## START Records supplied

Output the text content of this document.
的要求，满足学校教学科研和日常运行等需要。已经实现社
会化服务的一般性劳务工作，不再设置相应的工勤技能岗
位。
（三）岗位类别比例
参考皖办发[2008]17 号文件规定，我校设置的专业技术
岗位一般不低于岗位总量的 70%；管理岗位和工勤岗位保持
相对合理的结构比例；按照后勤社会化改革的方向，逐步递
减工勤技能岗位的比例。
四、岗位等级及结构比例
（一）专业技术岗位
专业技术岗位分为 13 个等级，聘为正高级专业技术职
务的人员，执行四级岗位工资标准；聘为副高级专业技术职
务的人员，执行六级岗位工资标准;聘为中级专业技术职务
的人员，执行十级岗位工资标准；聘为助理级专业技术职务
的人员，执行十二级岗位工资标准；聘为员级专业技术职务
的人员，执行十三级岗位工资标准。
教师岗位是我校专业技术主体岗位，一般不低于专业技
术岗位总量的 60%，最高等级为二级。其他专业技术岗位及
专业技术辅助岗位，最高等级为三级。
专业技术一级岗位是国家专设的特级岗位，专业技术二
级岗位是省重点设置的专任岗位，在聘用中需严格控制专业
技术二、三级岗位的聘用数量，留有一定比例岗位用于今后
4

## END Records supplied

Problem requirements:
Repeat all entries. Match them exactly.

Task answer:
Output the text content of this document.
的要求，满足学校教学科研和日常运行等需要。已经实现社
会化服务的一般性劳务工作，不再设置相应的工勤技能岗
位。
（三）岗位类别比例
参考皖办发[2008]17 号文件规定，我校设置的专业技术
岗位一般不低于岗位总量的 70%；管理岗位和工勤岗位保持
相对合理的结构比例；按照后勤社会化改革的方向，逐步递
减工勤技能岗位的比例。
四、岗位等级及结构比例
（一）专业技术岗位
专业技术岗位分为 13 个等级，聘为正高级专业技术职
务的人员，执行四级岗位工资标准；聘为副高级专业技术职
务的人员，执行六级岗位工资标准;聘为中级专业技术职务
的人员，执行十级岗位工资标准；聘为助理级专业技术职务
的人员，执行十二级岗位工资标准；聘为员级专业技术职务
的人员，执行十三级岗位工资标准。
教师岗位是我校专业技术主体岗位，一般不低于专业技
术岗位总量的 60%，最高等级为二级。其他专业技术岗位及
专业技术辅助岗位，最高等级为三级。
专业技术一级岗位是国家专设的特级岗位，专业技术二
级岗位是省重点设置的专任岗位，在聘用中需严格控制专业
技术二、三级岗位的聘用数量，留有一定比例岗位用于今后
4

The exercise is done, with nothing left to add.